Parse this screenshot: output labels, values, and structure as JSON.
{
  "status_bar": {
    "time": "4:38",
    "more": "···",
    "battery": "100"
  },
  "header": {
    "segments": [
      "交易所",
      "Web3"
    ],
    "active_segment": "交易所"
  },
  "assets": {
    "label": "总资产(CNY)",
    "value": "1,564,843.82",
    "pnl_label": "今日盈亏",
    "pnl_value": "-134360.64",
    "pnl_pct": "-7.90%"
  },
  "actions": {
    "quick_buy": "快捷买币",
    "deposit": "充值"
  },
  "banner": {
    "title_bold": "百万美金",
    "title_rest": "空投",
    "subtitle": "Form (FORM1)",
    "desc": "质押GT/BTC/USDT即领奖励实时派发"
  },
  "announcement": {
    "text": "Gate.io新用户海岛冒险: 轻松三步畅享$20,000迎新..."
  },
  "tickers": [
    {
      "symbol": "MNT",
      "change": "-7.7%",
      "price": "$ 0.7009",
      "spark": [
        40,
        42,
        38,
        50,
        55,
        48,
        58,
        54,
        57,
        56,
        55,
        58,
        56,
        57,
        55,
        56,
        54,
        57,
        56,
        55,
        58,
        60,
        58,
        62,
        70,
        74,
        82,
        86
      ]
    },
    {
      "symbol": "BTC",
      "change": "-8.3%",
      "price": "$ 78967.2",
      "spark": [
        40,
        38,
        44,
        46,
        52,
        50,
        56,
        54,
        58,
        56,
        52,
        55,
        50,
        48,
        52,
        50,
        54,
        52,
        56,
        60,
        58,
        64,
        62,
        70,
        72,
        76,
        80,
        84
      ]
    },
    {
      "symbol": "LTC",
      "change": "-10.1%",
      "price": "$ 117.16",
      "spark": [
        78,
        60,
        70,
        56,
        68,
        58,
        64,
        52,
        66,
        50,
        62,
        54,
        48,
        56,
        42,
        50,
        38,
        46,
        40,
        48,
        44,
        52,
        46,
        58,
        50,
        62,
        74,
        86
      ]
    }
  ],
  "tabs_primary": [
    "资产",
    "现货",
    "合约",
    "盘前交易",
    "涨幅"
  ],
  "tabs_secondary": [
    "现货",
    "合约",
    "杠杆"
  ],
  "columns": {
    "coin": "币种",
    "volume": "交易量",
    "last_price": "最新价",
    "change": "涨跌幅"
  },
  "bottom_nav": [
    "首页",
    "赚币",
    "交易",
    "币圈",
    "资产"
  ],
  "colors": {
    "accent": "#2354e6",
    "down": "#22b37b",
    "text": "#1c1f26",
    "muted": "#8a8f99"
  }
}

==

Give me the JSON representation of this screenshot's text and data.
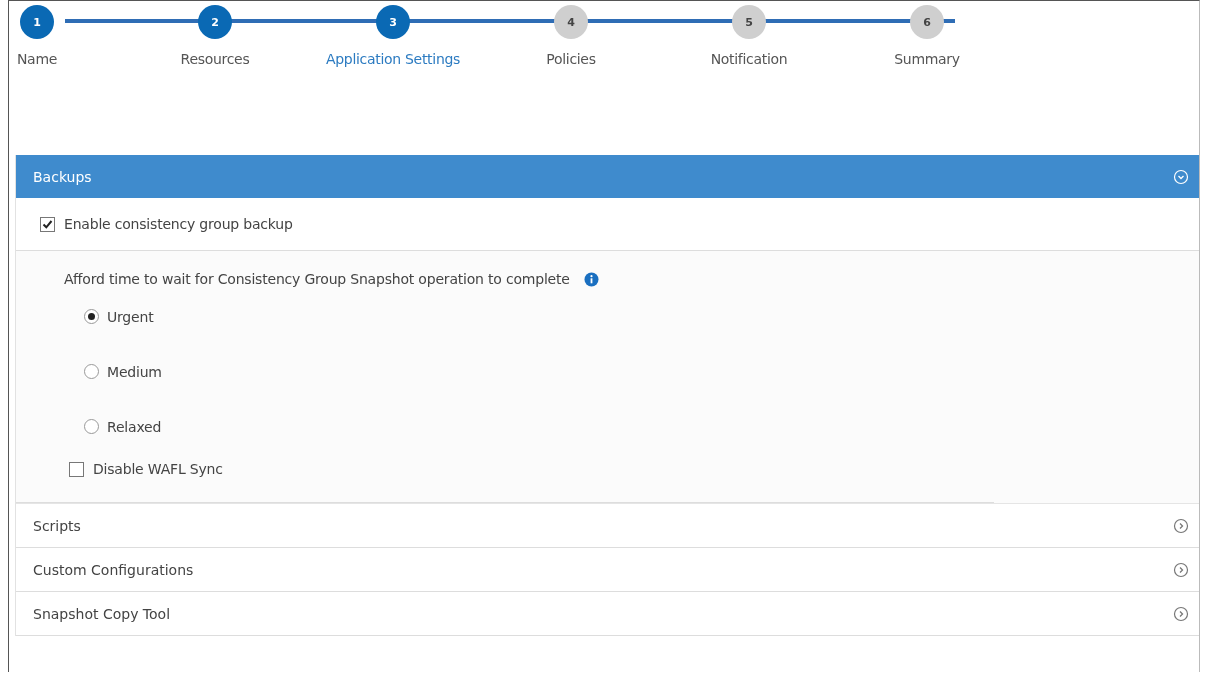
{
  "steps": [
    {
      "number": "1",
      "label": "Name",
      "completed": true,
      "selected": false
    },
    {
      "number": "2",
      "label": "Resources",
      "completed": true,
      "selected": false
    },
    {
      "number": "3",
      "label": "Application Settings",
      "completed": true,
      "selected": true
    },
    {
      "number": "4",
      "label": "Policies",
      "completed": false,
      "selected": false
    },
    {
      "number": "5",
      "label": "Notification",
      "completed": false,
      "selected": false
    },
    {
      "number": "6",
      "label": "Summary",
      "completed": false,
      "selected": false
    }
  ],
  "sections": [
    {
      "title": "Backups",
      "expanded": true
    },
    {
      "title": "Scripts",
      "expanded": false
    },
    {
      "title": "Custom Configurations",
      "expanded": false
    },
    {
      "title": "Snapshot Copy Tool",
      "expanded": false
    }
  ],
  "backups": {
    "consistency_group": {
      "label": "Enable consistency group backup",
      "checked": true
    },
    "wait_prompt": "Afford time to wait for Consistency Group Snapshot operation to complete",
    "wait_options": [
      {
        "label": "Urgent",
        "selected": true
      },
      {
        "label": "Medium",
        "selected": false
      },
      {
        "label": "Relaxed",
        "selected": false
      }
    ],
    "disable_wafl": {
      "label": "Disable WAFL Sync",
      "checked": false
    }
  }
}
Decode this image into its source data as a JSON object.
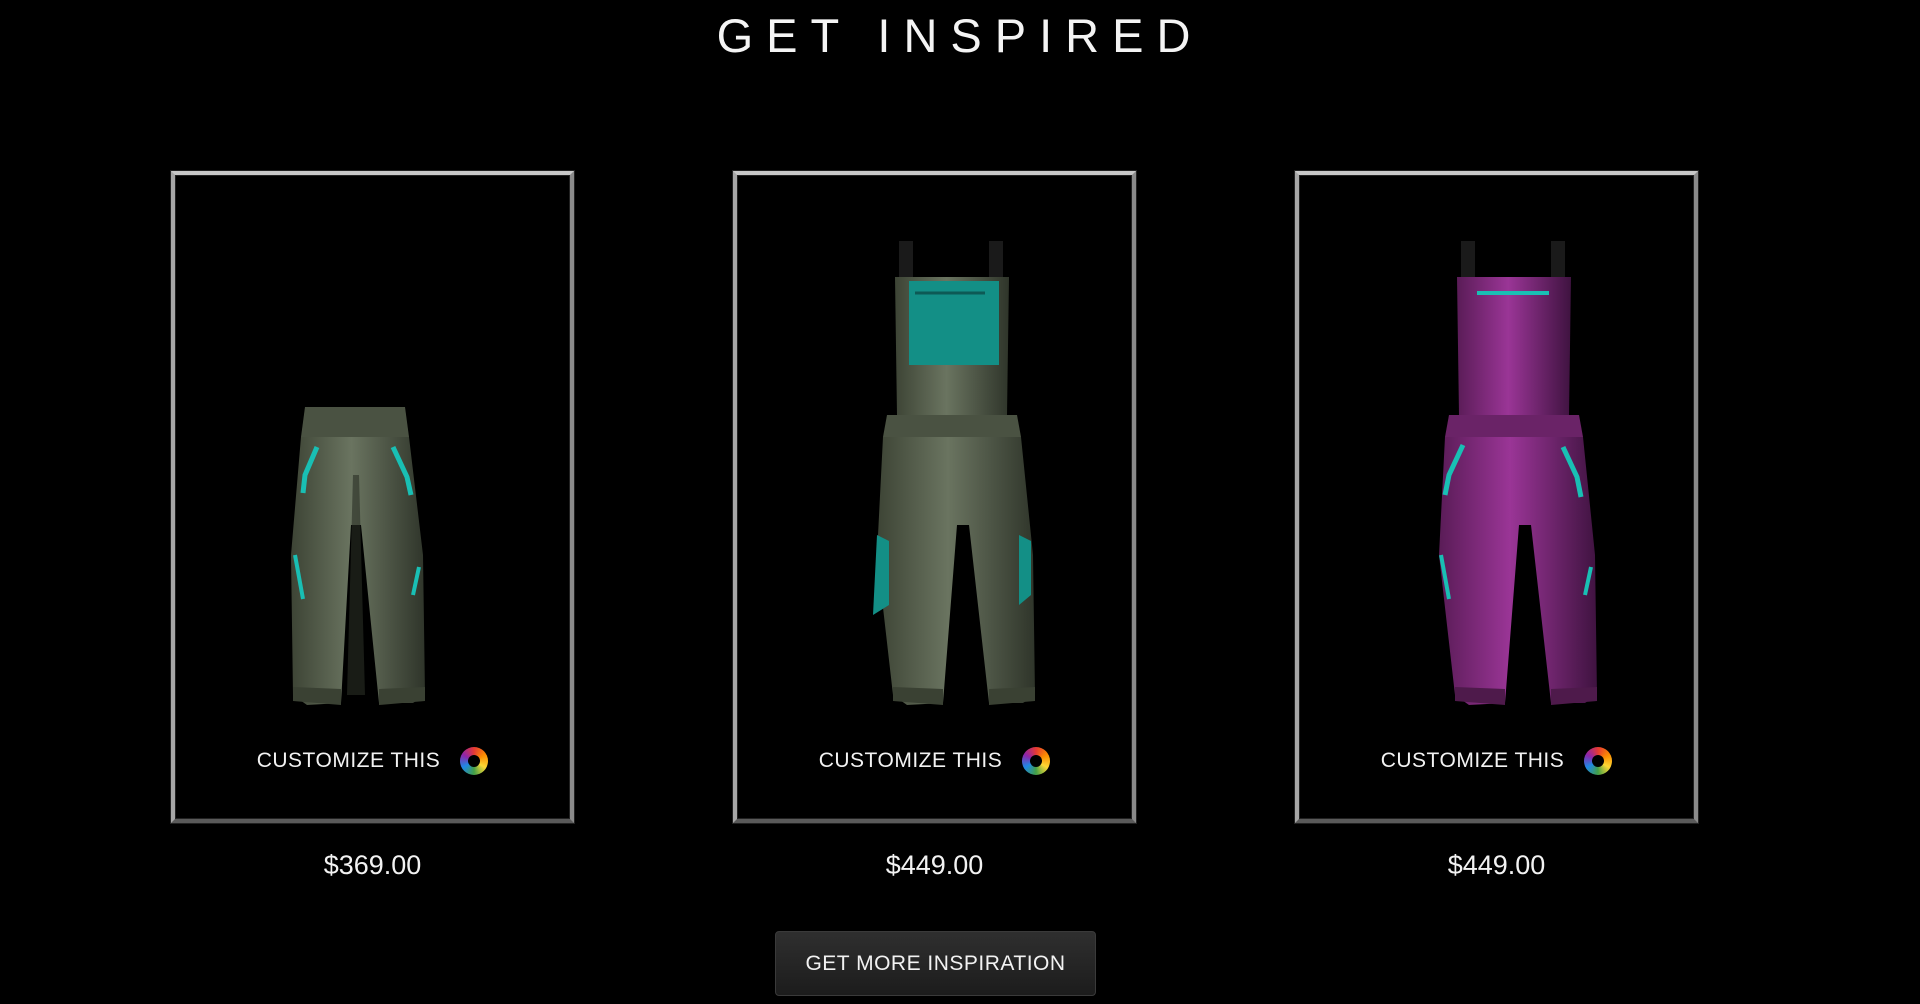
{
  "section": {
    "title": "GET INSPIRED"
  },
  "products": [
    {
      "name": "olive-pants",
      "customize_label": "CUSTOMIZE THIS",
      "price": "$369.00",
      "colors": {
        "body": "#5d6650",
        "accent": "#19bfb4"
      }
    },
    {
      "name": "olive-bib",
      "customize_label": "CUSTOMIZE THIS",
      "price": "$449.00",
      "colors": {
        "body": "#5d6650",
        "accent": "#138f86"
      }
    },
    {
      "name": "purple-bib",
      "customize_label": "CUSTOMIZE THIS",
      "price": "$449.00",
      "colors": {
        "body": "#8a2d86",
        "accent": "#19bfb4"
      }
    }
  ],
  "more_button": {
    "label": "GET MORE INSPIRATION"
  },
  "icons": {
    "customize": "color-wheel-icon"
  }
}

--

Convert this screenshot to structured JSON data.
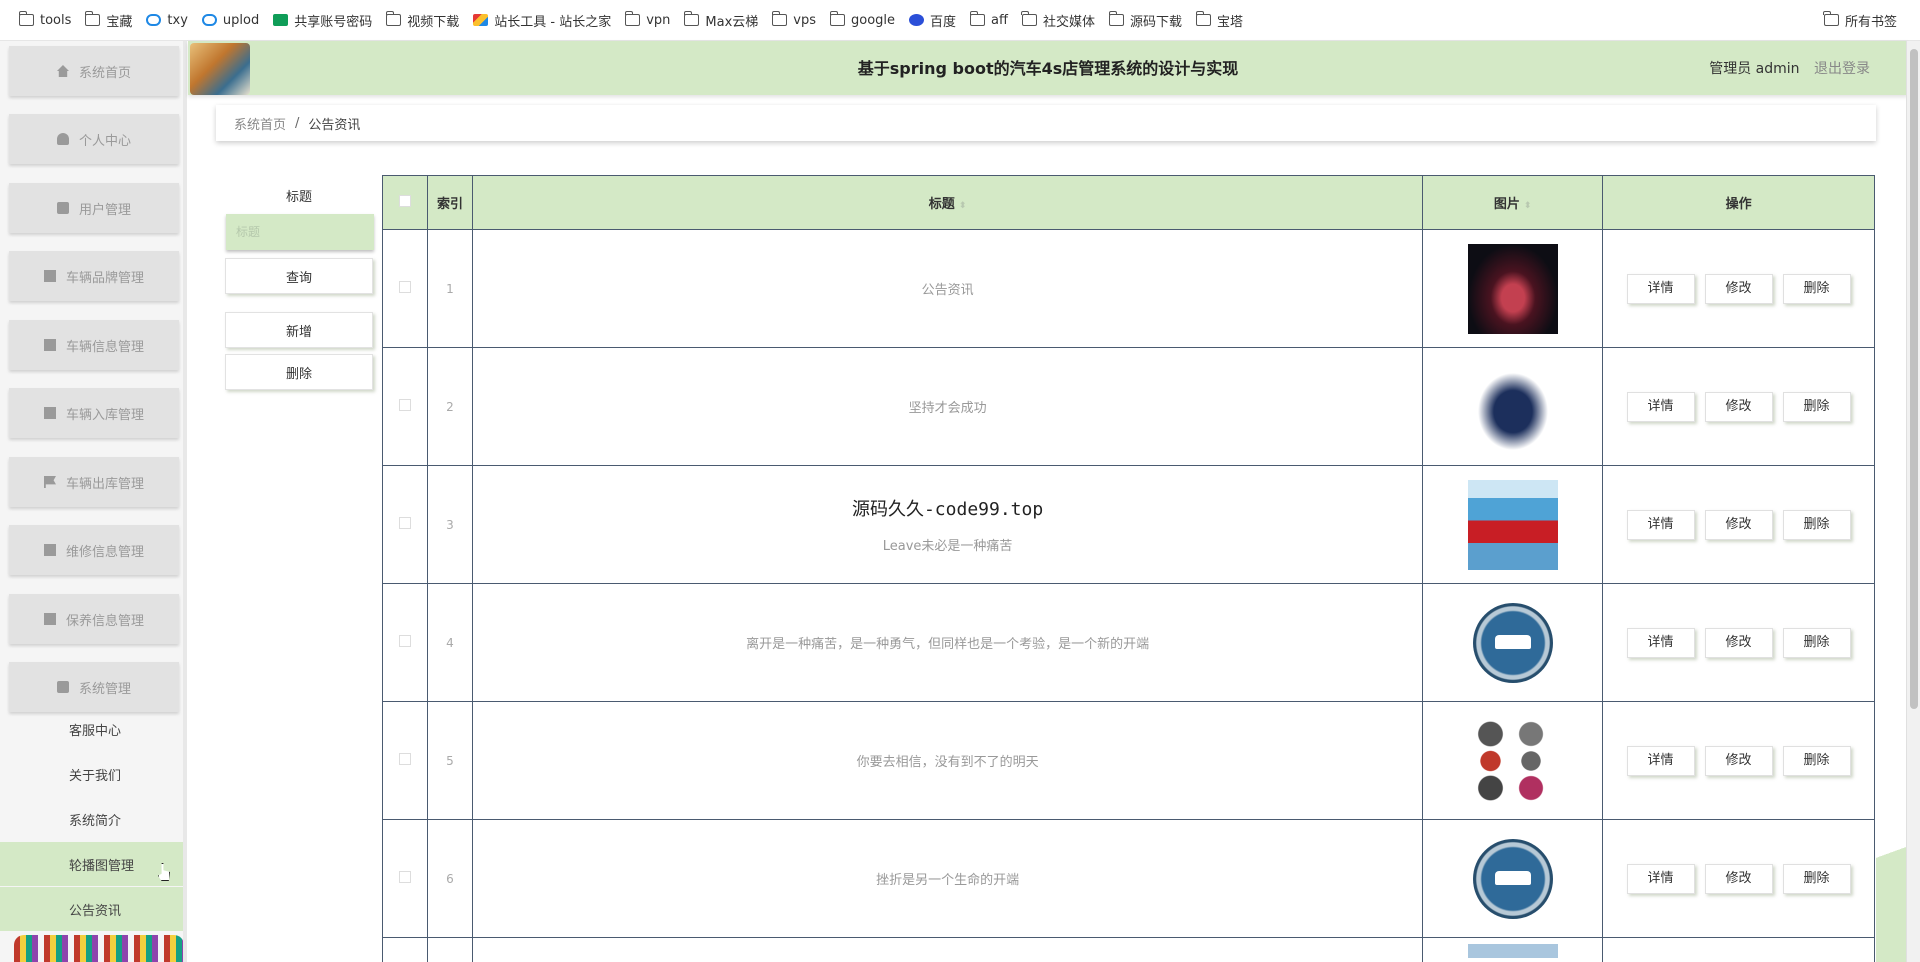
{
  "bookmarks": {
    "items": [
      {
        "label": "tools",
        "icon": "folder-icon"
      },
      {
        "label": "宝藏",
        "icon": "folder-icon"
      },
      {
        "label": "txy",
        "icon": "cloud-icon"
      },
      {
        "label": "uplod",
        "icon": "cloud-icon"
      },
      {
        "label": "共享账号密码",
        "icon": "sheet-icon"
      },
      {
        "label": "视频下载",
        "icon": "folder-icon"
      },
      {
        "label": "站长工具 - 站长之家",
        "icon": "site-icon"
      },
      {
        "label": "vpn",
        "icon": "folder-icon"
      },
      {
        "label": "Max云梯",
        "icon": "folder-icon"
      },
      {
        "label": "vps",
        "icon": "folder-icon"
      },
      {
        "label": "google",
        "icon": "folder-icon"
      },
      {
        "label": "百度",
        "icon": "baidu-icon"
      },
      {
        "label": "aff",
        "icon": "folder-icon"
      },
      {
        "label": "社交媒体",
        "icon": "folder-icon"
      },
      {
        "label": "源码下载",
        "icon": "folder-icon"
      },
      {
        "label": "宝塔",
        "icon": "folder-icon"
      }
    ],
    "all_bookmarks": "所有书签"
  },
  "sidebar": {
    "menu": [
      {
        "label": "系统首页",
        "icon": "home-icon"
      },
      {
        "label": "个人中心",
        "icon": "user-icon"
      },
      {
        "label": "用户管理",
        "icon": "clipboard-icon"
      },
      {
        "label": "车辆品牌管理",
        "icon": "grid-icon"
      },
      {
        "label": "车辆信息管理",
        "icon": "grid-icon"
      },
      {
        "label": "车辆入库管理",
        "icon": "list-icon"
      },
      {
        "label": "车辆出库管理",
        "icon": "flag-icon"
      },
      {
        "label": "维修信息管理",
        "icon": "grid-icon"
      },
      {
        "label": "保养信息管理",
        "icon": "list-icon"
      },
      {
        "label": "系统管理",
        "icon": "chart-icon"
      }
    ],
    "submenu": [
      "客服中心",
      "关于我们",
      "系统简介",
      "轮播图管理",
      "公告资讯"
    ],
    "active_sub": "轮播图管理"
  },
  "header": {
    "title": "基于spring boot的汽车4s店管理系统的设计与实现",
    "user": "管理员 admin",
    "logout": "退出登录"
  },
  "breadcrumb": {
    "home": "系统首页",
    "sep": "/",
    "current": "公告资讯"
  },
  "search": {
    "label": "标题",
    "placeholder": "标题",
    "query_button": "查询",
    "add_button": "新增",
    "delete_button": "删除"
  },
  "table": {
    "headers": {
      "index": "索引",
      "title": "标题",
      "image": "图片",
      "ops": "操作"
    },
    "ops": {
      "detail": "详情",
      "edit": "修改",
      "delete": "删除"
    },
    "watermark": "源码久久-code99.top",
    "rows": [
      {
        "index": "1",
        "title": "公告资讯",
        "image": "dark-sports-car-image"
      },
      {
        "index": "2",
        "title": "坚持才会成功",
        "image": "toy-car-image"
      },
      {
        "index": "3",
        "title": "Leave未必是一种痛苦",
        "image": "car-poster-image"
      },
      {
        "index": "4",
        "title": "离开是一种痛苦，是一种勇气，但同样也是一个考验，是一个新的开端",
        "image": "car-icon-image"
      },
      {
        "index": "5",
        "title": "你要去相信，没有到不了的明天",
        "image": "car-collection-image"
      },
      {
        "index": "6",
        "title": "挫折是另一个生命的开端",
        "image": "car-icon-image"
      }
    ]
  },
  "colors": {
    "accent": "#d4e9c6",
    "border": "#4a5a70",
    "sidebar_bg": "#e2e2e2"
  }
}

**Directions:** Every line that holds the word "index" counts once; state the total number of such lines and nothing else.

**Task result:** 7